TASK STATEMENT —
Recast the rows as a Markdown table with the columns "No." and "Entry", numbering each row and omitting any blank lines. Include only the rows starting at the first one and ending at the one containing "- legend-key: [2118, 779, 2166, 827]".

(Bounding box entries)
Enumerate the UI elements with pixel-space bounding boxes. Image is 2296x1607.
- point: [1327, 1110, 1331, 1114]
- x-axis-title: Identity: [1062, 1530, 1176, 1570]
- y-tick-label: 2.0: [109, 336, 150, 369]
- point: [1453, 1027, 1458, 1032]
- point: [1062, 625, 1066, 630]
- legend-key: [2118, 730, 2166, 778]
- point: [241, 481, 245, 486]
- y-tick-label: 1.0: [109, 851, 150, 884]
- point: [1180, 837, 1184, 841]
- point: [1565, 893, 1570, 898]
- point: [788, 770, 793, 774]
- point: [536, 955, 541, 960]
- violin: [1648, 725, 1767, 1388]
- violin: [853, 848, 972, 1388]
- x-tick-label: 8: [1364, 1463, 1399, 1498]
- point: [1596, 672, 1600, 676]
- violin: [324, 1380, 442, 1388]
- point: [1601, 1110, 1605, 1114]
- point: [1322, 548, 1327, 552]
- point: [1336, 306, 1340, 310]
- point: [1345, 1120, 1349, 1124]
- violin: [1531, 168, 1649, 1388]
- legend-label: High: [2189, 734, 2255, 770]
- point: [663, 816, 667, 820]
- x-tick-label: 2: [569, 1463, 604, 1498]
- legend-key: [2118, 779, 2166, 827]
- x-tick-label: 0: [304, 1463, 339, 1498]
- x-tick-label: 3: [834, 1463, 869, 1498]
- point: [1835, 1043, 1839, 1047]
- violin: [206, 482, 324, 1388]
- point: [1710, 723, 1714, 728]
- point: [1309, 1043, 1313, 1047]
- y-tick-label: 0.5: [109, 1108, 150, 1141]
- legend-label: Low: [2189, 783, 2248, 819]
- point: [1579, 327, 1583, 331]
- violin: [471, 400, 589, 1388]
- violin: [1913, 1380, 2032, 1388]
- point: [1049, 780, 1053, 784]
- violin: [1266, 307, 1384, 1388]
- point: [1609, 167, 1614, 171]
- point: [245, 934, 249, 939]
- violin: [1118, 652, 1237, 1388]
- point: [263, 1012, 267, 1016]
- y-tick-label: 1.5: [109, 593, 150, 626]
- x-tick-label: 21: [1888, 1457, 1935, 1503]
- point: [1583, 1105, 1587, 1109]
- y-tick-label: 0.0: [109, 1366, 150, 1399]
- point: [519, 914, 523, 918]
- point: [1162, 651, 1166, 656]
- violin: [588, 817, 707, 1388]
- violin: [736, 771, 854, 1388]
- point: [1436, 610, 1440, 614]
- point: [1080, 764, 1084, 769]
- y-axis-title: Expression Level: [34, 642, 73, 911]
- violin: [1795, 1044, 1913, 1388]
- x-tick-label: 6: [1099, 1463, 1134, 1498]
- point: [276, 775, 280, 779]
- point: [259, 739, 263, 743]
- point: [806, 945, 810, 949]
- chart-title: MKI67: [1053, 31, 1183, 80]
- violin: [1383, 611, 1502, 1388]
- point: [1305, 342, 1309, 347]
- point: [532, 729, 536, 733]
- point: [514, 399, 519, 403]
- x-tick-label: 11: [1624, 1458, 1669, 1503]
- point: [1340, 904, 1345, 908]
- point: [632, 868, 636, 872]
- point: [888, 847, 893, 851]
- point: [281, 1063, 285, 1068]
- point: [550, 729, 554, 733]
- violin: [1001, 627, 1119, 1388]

WRITTEN REPLY —
| No. | Entry |
|---|---|
| 1 | Enumerate the UI elements with pixel-space bounding boxes. Image is 2296x1607. |
| 2 | - point: [1327, 1110, 1331, 1114] |
| 3 | - x-axis-title: Identity: [1062, 1530, 1176, 1570] |
| 4 | - y-tick-label: 2.0: [109, 336, 150, 369] |
| 5 | - point: [1453, 1027, 1458, 1032] |
| 6 | - point: [1062, 625, 1066, 630] |
| 7 | - legend-key: [2118, 730, 2166, 778] |
| 8 | - point: [241, 481, 245, 486] |
| 9 | - y-tick-label: 1.0: [109, 851, 150, 884] |
| 10 | - point: [1180, 837, 1184, 841] |
| 11 | - point: [1565, 893, 1570, 898] |
| 12 | - point: [788, 770, 793, 774] |
| 13 | - point: [536, 955, 541, 960] |
| 14 | - violin: [1648, 725, 1767, 1388] |
| 15 | - violin: [853, 848, 972, 1388] |
| 16 | - x-tick-label: 8: [1364, 1463, 1399, 1498] |
| 17 | - point: [1596, 672, 1600, 676] |
| 18 | - violin: [324, 1380, 442, 1388] |
| 19 | - point: [1601, 1110, 1605, 1114] |
| 20 | - point: [1322, 548, 1327, 552] |
| 21 | - point: [1336, 306, 1340, 310] |
| 22 | - point: [1345, 1120, 1349, 1124] |
| 23 | - violin: [1531, 168, 1649, 1388] |
| 24 | - legend-label: High: [2189, 734, 2255, 770] |
| 25 | - point: [663, 816, 667, 820] |
| 26 | - x-tick-label: 2: [569, 1463, 604, 1498] |
| 27 | - legend-key: [2118, 779, 2166, 827] |